▸ **DOCUMENT SECTION**
■ ■ ■

Teether is when you have a long rope, say 10 plus feet long and either tie it to the halter or one back leg. Teaching a horse to teether by the halter is a long process . They have to learn not to fight the rope when it tangles around one leg and often they step on it with the head down and find themselves with a trapped head and they fight. That said it took me years to teach Strider to teether in this method but I often see ponies teethered this way.
Teaching to teether by a hind leg seems a very simple process and usually within a week a horse is comfortable wearing a hind leg teether. The local saddle shop sells padded cuffs just for this. I bought 3, 2 smaller ones that I joined together to make a hobble and one bigger one for a hind leg teether.
I chose the left hind and consistenly use only the left hind. When the horse feels the pull on the left hind he stops, takes one step back to releave the pull and turns always to his left and continues grazing in that direction.
Teethering to a single hind leg also even for hand grazing is easy since the horse doesn’t step on the rope and you usually can just sit down and forget he is there while hand grazing from a halter you are constantly watching the lead line that he doesn’t step on or over it.

■ ■ ■

▸ **GOAL**
Continue the passage on tethering horses, starting after its final sentence.

■ ■ ■

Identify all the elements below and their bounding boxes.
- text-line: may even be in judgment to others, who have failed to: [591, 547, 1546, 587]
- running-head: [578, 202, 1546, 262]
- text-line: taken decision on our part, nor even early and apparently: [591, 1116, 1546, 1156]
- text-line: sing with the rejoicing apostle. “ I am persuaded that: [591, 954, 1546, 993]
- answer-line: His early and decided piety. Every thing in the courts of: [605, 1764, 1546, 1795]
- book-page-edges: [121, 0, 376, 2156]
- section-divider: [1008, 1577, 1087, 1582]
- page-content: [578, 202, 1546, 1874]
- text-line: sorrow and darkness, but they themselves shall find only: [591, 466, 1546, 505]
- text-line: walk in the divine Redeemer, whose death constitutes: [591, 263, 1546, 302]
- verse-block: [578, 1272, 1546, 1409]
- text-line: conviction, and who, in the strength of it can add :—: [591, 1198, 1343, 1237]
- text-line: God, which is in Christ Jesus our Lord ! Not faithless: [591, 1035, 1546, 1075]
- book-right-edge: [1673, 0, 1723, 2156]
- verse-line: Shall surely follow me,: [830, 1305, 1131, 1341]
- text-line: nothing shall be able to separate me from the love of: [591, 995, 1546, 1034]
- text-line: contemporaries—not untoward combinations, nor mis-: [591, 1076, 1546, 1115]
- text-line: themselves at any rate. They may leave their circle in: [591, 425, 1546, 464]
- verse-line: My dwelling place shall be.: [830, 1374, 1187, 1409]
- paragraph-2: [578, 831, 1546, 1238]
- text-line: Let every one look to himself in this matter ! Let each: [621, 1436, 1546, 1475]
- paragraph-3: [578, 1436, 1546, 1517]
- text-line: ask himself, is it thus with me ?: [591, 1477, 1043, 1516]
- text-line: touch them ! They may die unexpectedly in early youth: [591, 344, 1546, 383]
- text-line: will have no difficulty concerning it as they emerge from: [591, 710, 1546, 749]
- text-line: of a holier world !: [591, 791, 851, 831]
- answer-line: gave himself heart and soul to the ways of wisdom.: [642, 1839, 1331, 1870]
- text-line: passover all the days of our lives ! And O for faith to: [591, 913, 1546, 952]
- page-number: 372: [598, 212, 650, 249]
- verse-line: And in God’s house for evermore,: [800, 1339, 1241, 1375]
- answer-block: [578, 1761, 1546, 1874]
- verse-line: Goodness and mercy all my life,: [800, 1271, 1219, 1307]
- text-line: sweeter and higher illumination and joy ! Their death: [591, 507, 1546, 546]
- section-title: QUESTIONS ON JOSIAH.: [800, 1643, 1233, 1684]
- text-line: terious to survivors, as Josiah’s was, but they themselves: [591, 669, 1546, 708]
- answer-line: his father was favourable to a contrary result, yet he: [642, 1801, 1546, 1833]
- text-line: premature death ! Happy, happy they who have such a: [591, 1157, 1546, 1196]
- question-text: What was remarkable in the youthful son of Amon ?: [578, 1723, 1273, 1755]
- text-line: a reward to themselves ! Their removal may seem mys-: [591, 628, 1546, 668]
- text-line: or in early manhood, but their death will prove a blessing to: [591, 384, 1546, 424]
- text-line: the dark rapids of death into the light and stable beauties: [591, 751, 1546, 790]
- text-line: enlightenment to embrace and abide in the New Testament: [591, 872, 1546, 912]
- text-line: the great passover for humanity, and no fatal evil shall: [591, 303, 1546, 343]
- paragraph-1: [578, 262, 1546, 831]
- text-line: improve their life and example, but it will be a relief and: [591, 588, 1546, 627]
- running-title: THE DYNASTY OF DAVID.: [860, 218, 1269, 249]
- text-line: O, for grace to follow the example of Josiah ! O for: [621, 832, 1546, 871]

■ ■ ■

▸ **TASK ANSWER**
I also feel a horse taught to hobble and teether if they ever get into wire will stand, they should hold because they are use to restaint.
While all this sounds hard to teach it really is simple and I spend about 10 minutes for 2 or 3 evenings preparing a horse to wear hobbles for the first time.
I have done 3 horses in the last few years and none of them fought the hobbles even the first time.
If I am to meet someone in the bush and they are late I carry a pair of hobbles in my saddle bag and just hobble him and you have a perfectly standing horse.
So to summaries to Hobble means to tie a pair of legs together and the arabs hobbled one back and one front together, I and. most here do front.
To teether means using a long rope, one that drags on the ground, one that has lots of slack in it and either ties to the halter or one hind leg.
The cuffs were $7 each and some amish use them on buggy horses that love to paw while tied.